---------- Records supplied

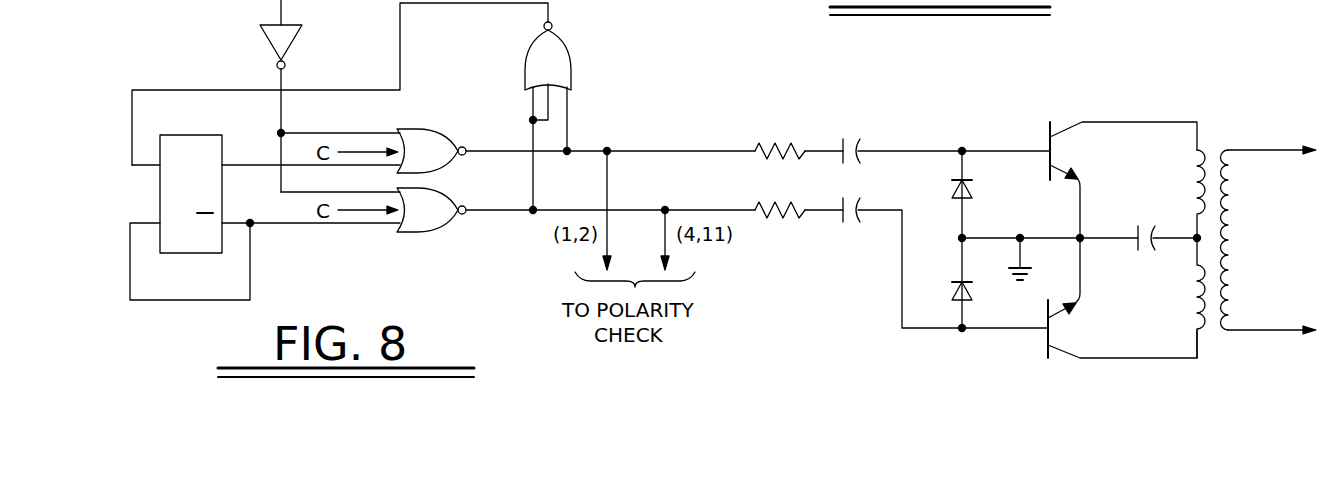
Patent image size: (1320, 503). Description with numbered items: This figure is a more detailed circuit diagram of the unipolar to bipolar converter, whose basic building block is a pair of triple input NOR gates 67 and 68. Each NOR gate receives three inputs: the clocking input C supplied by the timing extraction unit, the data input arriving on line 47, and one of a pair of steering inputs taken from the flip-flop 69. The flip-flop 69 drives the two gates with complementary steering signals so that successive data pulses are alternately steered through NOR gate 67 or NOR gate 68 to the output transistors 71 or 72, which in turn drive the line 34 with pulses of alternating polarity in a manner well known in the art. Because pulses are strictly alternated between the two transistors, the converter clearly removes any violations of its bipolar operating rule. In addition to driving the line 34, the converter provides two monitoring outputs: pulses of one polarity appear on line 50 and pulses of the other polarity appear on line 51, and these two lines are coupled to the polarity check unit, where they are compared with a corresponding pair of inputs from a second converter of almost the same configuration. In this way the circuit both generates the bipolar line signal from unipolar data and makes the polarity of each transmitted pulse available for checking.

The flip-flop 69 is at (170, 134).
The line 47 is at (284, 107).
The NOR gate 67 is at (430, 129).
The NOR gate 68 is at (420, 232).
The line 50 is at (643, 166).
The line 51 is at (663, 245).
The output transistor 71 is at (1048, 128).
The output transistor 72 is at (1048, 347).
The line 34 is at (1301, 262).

--------------------

Copy the stretch of the data from its start through the line containing "The output transistor 72 is at (1048, 347).", keeping every line exactly as it appears and leaving the pictures out.

Final answer >>
Patent image size: (1320, 503). Description with numbered items: This figure is a more detailed circuit diagram of the unipolar to bipolar converter, whose basic building block is a pair of triple input NOR gates 67 and 68. Each NOR gate receives three inputs: the clocking input C supplied by the timing extraction unit, the data input arriving on line 47, and one of a pair of steering inputs taken from the flip-flop 69. The flip-flop 69 drives the two gates with complementary steering signals so that successive data pulses are alternately steered through NOR gate 67 or NOR gate 68 to the output transistors 71 or 72, which in turn drive the line 34 with pulses of alternating polarity in a manner well known in the art. Because pulses are strictly alternated between the two transistors, the converter clearly removes any violations of its bipolar operating rule. In addition to driving the line 34, the converter provides two monitoring outputs: pulses of one polarity appear on line 50 and pulses of the other polarity appear on line 51, and these two lines are coupled to the polarity check unit, where they are compared with a corresponding pair of inputs from a second converter of almost the same configuration. In this way the circuit both generates the bipolar line signal from unipolar data and makes the polarity of each transmitted pulse available for checking.

The flip-flop 69 is at (170, 134).
The line 47 is at (284, 107).
The NOR gate 67 is at (430, 129).
The NOR gate 68 is at (420, 232).
The line 50 is at (643, 166).
The line 51 is at (663, 245).
The output transistor 71 is at (1048, 128).
The output transistor 72 is at (1048, 347).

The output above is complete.